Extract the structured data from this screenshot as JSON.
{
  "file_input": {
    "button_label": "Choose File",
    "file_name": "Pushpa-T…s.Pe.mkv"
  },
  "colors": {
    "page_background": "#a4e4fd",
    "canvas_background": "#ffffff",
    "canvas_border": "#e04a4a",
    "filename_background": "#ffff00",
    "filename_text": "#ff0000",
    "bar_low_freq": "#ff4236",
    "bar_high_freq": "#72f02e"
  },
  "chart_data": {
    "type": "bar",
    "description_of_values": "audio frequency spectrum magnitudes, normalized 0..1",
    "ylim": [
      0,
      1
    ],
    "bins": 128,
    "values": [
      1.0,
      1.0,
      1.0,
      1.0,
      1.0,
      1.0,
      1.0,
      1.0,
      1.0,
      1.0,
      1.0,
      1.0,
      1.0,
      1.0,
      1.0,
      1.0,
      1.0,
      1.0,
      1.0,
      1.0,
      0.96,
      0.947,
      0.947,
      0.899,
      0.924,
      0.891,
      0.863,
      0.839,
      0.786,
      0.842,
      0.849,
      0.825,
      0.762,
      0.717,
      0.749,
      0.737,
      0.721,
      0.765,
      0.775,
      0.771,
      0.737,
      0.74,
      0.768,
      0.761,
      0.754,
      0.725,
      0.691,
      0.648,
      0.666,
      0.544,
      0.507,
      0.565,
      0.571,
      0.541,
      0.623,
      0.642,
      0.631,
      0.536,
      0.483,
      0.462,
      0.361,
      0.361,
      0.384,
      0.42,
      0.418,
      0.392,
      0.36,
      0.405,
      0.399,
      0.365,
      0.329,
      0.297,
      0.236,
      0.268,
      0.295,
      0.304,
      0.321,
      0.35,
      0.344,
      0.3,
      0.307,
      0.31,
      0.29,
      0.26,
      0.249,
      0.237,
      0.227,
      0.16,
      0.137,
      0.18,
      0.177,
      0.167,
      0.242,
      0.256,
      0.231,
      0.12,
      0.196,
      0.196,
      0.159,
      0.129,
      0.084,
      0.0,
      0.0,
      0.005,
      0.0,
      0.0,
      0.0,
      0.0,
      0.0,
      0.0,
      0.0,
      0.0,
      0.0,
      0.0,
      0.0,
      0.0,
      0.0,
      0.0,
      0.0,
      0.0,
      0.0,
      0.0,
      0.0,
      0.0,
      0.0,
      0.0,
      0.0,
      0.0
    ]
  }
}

----

Exercise task =
Type the whole listing again, unaltered.

Exercise output =
Extract the structured data from this screenshot as JSON.
{
  "file_input": {
    "button_label": "Choose File",
    "file_name": "Pushpa-T…s.Pe.mkv"
  },
  "colors": {
    "page_background": "#a4e4fd",
    "canvas_background": "#ffffff",
    "canvas_border": "#e04a4a",
    "filename_background": "#ffff00",
    "filename_text": "#ff0000",
    "bar_low_freq": "#ff4236",
    "bar_high_freq": "#72f02e"
  },
  "chart_data": {
    "type": "bar",
    "description_of_values": "audio frequency spectrum magnitudes, normalized 0..1",
    "ylim": [
      0,
      1
    ],
    "bins": 128,
    "values": [
      1.0,
      1.0,
      1.0,
      1.0,
      1.0,
      1.0,
      1.0,
      1.0,
      1.0,
      1.0,
      1.0,
      1.0,
      1.0,
      1.0,
      1.0,
      1.0,
      1.0,
      1.0,
      1.0,
      1.0,
      0.96,
      0.947,
      0.947,
      0.899,
      0.924,
      0.891,
      0.863,
      0.839,
      0.786,
      0.842,
      0.849,
      0.825,
      0.762,
      0.717,
      0.749,
      0.737,
      0.721,
      0.765,
      0.775,
      0.771,
      0.737,
      0.74,
      0.768,
      0.761,
      0.754,
      0.725,
      0.691,
      0.648,
      0.666,
      0.544,
      0.507,
      0.565,
      0.571,
      0.541,
      0.623,
      0.642,
      0.631,
      0.536,
      0.483,
      0.462,
      0.361,
      0.361,
      0.384,
      0.42,
      0.418,
      0.392,
      0.36,
      0.405,
      0.399,
      0.365,
      0.329,
      0.297,
      0.236,
      0.268,
      0.295,
      0.304,
      0.321,
      0.35,
      0.344,
      0.3,
      0.307,
      0.31,
      0.29,
      0.26,
      0.249,
      0.237,
      0.227,
      0.16,
      0.137,
      0.18,
      0.177,
      0.167,
      0.242,
      0.256,
      0.231,
      0.12,
      0.196,
      0.196,
      0.159,
      0.129,
      0.084,
      0.0,
      0.0,
      0.005,
      0.0,
      0.0,
      0.0,
      0.0,
      0.0,
      0.0,
      0.0,
      0.0,
      0.0,
      0.0,
      0.0,
      0.0,
      0.0,
      0.0,
      0.0,
      0.0,
      0.0,
      0.0,
      0.0,
      0.0,
      0.0,
      0.0,
      0.0,
      0.0
    ]
  }
}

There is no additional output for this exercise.